╭─ STORED DATA
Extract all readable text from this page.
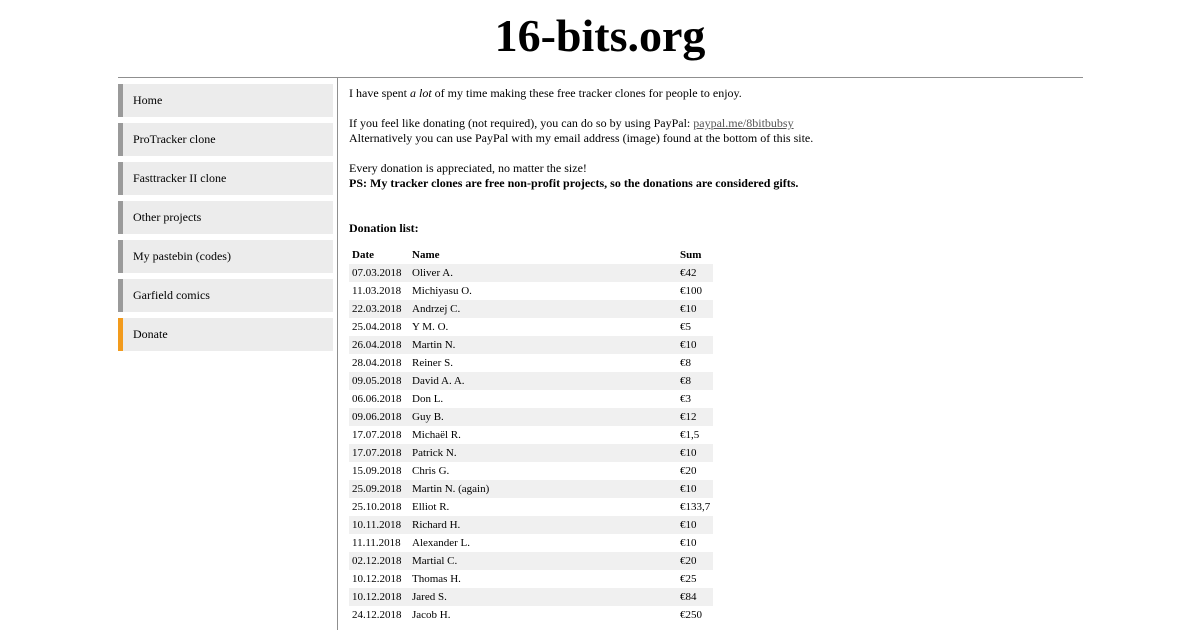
16-bits.org
Home
ProTracker clone
Fasttracker II clone
Other projects
My pastebin (codes)
Garfield comics
Donate

I have spent a lot of my time making these free tracker clones for people to enjoy.

If you feel like donating (not required), you can do so by using PayPal: paypal.me/8bitbubsy

Alternatively you can use PayPal with my email address (image) found at the bottom of this site.

Every donation is appreciated, no matter the size!

PS: My tracker clones are free non-profit projects, so the donations are considered gifts.

Donation list:

Date	Name	Sum
07.03.2018	Oliver A.	€42
11.03.2018	Michiyasu O.	€100
22.03.2018	Andrzej C.	€10
25.04.2018	Y M. O.	€5
26.04.2018	Martin N.	€10
28.04.2018	Reiner S.	€8
09.05.2018	David A. A.	€8
06.06.2018	Don L.	€3
09.06.2018	Guy B.	€12
17.07.2018	Michaël R.	€1,5
17.07.2018	Patrick N.	€10
15.09.2018	Chris G.	€20
25.09.2018	Martin N. (again)	€10
25.10.2018	Elliot R.	€133,7
10.11.2018	Richard H.	€10
11.11.2018	Alexander L.	€10
02.12.2018	Martial C.	€20
10.12.2018	Thomas H.	€25
10.12.2018	Jared S.	€84
24.12.2018	Jacob H.	€250
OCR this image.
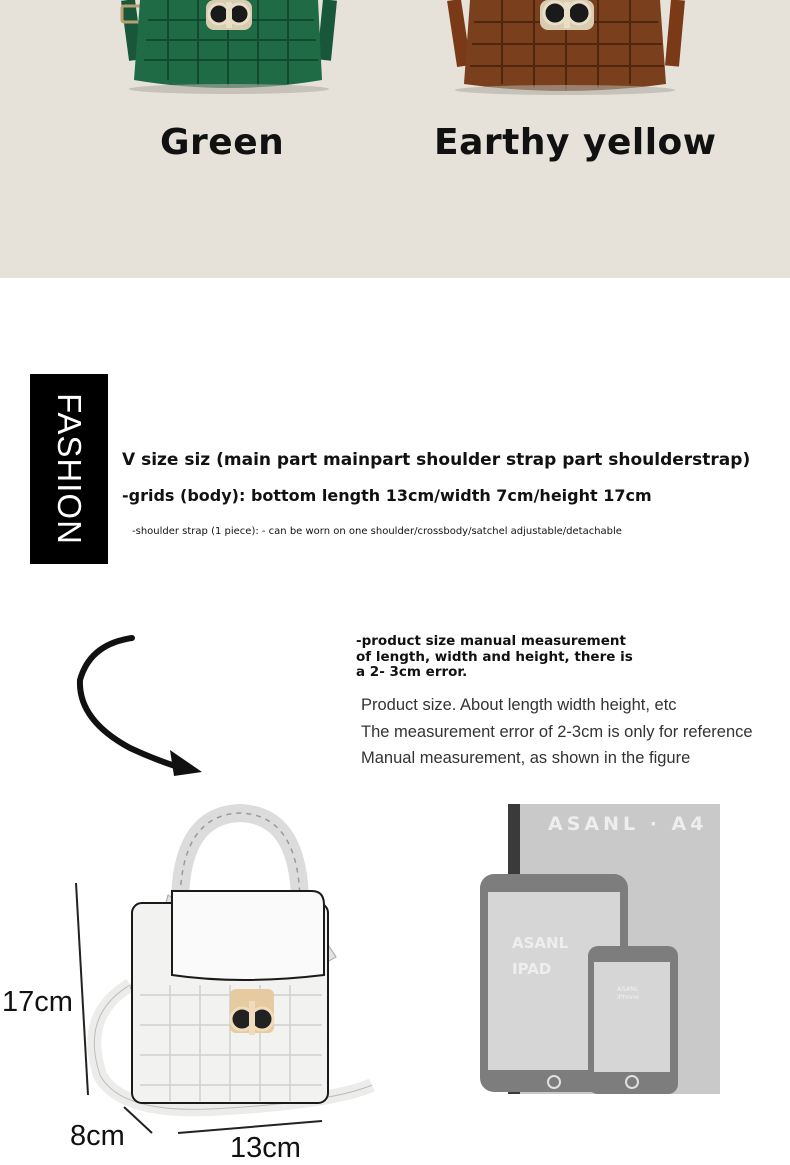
Green	Earthy yellow
FASHION V size siz (main part mainpart shoulder strap part shoulderstrap)
-grids (body): bottom length 13cm/width 7cm/height 17cm
-shoulder strap (1 piece): - can be worn on one shoulder/crossbody/satchel adjustable/detachable
-product size manual measurement of length, width and height, there is a 2- 3cm error.
Product size. About length width height, etc
The measurement error of 2-3cm is only for reference
Manual measurement, as shown in the figure
17cm
8cm	13cm
ASANL · A4
ASANL IPAD
ASANL iPhone
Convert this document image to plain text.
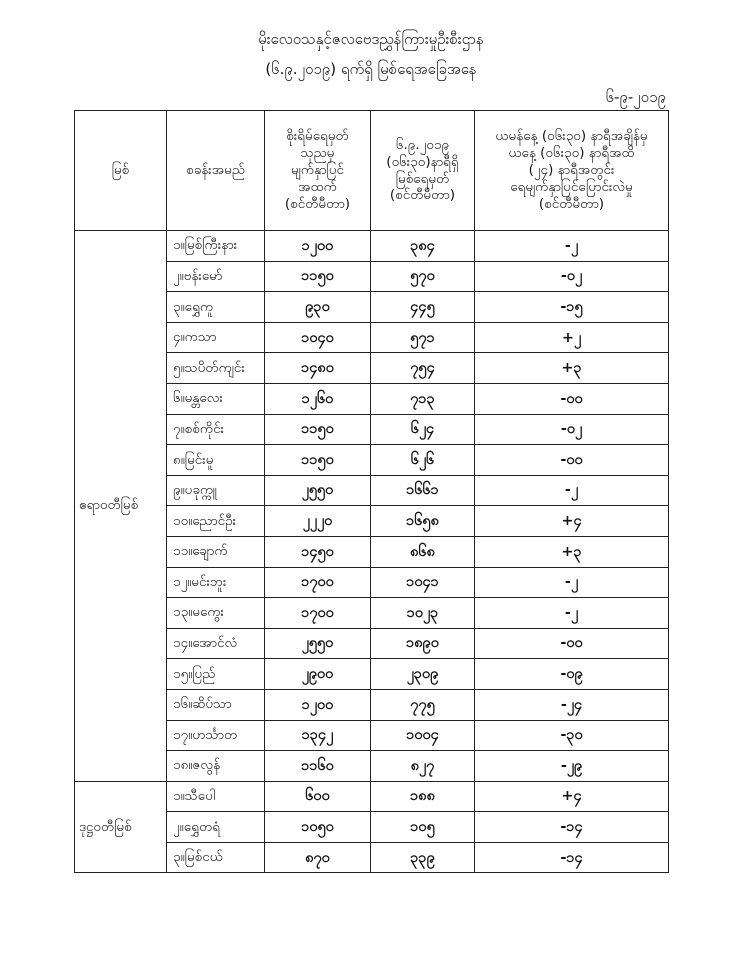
မိုးလေဝသနှင့်ဇလဗေဒညွှန်ကြားမှုဦးစီးဌာန
(၆.၉.၂၀၁၉) ရက်ရှိ မြစ်ရေအခြေအနေ
၆-၉-၂၀၁၉
မြစ်	စခန်းအမည်	စိုးရိမ်ရေမှတ်
သုညမှ
မျက်နှာပြင်
အထက်
(စင်တီမီတာ)	၆.၉.၂၀၁၉
(၀၆း၃၀)နာရီရှိ
မြစ်ရေမှတ်
(စင်တီမီတာ)	ယမန်နေ့ (၀၆း၃၀) နာရီအချိန်မှ
ယနေ့ (၀၆း၃၀) နာရီအထိ
(၂၄) နာရီအတွင်း
ရေမျက်နှာပြင်ပြောင်းလဲမှု
(စင်တီမီတာ)

ဧရာဝတီမြစ်	၁။မြစ်ကြီးနား	၁၂၀၀	၃၈၄	-၂
	၂။ဗန်းမော်	၁၁၅၀	၅၇၀	-၀၂
	၃။ရွှေကူ	၉၃၀	၄၄၅	-၁၅
	၄။ကသာ	၁၀၄၀	၅၇၁	+၂
	၅။သပိတ်ကျင်း	၁၄၈၀	၇၅၄	+၃
	၆။မန္တလေး	၁၂၆၀	၇၁၃	-၀၀
	၇။စစ်ကိုင်း	၁၁၅၀	၆၂၄	-၀၂
	၈။မြင်းမူ	၁၁၅၀	၆၂၆	-၀၀
	၉။ပခုက္ကူ	၂၅၅၀	၁၆၆၁	-၂
	၁၀။ညောင်ဦး	၂၂၂၀	၁၆၅၈	+၄
	၁၁။ချောက်	၁၄၅၀	၈၆၈	+၃
	၁၂။မင်းဘူး	၁၇၀၀	၁၀၄၁	-၂
	၁၃။မကွေး	၁၇၀၀	၁၀၂၃	-၂
	၁၄။အောင်လံ	၂၅၅၀	၁၈၉၀	-၀၀
	၁၅။ပြည်	၂၉၀၀	၂၃၀၉	-၀၉
	၁၆။ဆိပ်သာ	၁၂၀၀	၇၇၅	-၂၄
	၁၇။ဟင်္သာတ	၁၃၄၂	၁၀၀၄	-၃၀
	၁၈။ဇလွန်	၁၁၆၀	၈၂၇	-၂၉
ဒုဋ္ဌဝတီမြစ်	၁။သီပေါ	၆၀၀	၁၈၈	+၄
	၂။ရွှေတရံ	၁၀၅၀	၁၀၅	-၁၄
	၃။မြစ်ငယ်	၈၇၀	၃၃၉	-၁၄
╰─
-- DESCRIPTION OF THE TASK --
Work out how many lines of the listing above include the word "shoulder". Reply with nothing but the count.

-- FULL SOLUTION --
2